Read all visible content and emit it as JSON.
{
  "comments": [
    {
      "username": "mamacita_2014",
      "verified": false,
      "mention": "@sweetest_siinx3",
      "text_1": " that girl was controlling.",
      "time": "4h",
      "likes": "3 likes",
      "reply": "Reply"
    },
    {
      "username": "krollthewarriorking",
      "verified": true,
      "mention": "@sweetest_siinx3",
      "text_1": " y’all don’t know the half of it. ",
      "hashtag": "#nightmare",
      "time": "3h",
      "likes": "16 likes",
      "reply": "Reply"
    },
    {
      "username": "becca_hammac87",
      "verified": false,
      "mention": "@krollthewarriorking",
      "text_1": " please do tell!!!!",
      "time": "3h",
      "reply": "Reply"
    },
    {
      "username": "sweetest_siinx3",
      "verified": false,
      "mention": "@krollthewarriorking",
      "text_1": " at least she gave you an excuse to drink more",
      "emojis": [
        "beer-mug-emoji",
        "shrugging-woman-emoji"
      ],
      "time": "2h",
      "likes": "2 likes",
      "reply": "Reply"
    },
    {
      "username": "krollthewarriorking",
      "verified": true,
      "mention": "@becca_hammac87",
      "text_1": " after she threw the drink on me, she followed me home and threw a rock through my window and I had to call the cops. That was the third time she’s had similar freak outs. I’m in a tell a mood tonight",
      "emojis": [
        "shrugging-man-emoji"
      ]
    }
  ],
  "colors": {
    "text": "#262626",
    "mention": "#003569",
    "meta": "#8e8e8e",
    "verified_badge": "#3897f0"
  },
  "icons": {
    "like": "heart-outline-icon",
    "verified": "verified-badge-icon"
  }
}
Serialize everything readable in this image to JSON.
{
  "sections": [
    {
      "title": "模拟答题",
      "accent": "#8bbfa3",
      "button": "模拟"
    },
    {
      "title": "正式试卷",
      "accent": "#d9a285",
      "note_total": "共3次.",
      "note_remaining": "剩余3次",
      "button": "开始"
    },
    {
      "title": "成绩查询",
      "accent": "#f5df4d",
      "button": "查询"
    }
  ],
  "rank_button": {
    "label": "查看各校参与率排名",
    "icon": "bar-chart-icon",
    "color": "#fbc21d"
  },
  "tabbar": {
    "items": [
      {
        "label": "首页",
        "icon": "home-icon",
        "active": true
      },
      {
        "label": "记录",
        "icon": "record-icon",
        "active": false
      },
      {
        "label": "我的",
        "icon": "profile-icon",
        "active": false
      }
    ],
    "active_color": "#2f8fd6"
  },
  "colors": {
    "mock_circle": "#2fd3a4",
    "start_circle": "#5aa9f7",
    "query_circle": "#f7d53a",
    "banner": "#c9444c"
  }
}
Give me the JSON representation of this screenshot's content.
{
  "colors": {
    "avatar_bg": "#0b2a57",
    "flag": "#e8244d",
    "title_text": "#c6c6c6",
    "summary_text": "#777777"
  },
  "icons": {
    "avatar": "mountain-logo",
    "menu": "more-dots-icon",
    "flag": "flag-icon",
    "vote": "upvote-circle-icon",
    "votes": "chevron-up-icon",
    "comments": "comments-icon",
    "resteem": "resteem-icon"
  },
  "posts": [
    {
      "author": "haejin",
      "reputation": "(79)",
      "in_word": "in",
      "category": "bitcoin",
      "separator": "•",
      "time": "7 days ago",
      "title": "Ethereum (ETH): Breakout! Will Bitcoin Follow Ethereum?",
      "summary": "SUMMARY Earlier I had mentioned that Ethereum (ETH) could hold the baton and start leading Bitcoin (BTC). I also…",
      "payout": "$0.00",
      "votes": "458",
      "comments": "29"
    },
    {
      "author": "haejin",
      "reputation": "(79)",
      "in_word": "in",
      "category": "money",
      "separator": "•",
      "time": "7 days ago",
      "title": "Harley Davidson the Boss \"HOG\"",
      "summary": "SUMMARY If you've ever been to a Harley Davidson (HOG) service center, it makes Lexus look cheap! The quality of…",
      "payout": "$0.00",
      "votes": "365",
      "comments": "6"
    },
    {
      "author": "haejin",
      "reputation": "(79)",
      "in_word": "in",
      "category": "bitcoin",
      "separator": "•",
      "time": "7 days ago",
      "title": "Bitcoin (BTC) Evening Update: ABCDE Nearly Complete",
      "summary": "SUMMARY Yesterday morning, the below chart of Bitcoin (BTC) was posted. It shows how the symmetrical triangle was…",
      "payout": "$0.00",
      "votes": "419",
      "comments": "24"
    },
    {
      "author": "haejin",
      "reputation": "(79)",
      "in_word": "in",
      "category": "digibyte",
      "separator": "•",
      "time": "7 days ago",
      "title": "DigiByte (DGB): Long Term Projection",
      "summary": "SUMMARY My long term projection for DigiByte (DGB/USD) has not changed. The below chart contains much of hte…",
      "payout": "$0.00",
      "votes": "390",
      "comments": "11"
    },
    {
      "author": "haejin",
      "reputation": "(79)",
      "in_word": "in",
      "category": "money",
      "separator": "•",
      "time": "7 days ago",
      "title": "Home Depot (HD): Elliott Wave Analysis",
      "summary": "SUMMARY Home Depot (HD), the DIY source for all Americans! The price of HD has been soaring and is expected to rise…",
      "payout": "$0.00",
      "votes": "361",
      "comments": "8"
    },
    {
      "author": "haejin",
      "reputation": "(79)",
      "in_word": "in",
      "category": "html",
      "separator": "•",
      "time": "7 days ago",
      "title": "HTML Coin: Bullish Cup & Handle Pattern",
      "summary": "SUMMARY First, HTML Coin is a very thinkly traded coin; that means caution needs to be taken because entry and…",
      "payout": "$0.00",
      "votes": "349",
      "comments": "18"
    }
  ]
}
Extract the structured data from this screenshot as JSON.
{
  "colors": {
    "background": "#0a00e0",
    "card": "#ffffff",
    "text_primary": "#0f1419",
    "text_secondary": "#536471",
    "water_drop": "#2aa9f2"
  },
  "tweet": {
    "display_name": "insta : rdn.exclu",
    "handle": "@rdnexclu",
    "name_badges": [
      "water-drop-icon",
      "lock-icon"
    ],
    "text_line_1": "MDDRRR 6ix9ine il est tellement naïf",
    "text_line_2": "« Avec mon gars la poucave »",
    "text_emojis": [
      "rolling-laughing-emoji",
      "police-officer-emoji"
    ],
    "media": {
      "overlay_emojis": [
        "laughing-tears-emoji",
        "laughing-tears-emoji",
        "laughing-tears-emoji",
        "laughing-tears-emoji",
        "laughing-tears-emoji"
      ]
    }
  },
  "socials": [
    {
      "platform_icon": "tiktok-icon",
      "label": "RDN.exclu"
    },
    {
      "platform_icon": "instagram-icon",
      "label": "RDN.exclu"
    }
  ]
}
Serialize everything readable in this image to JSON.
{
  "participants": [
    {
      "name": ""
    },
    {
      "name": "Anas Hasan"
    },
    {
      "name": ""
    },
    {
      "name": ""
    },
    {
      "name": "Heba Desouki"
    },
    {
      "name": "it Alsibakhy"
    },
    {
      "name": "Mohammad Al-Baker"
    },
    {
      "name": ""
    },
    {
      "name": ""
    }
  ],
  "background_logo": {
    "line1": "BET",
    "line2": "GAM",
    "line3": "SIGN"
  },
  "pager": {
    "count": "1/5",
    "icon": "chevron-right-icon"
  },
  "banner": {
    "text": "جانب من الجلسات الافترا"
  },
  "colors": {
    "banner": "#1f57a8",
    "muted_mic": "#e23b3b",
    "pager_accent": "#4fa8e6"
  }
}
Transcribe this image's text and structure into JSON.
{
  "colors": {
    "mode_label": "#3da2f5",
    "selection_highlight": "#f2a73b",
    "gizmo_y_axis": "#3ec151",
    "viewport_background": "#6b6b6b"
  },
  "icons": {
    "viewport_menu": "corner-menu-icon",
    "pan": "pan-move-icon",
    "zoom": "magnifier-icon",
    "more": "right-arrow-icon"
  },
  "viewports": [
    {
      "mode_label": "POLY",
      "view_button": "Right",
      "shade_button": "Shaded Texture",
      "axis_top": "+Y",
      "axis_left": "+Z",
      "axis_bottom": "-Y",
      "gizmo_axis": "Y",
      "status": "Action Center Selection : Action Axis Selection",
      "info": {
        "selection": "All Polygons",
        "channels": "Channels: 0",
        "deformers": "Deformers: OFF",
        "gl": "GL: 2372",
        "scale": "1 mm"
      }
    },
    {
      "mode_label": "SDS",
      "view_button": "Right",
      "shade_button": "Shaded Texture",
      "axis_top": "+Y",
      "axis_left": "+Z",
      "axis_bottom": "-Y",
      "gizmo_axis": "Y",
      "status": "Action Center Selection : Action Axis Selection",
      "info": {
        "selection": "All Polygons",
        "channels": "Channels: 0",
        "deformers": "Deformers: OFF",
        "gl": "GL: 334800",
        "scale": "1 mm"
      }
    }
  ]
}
##############################
TASK STATEMENT – Copy each line of the entries that includes the word "Depot".

REPLY –
      "title": "Home Depot (HD): Elliott Wave Analysis",
      "summary": "SUMMARY Home Depot (HD), the DIY source for all Americans! The price of HD has been soaring and is expected to rise…",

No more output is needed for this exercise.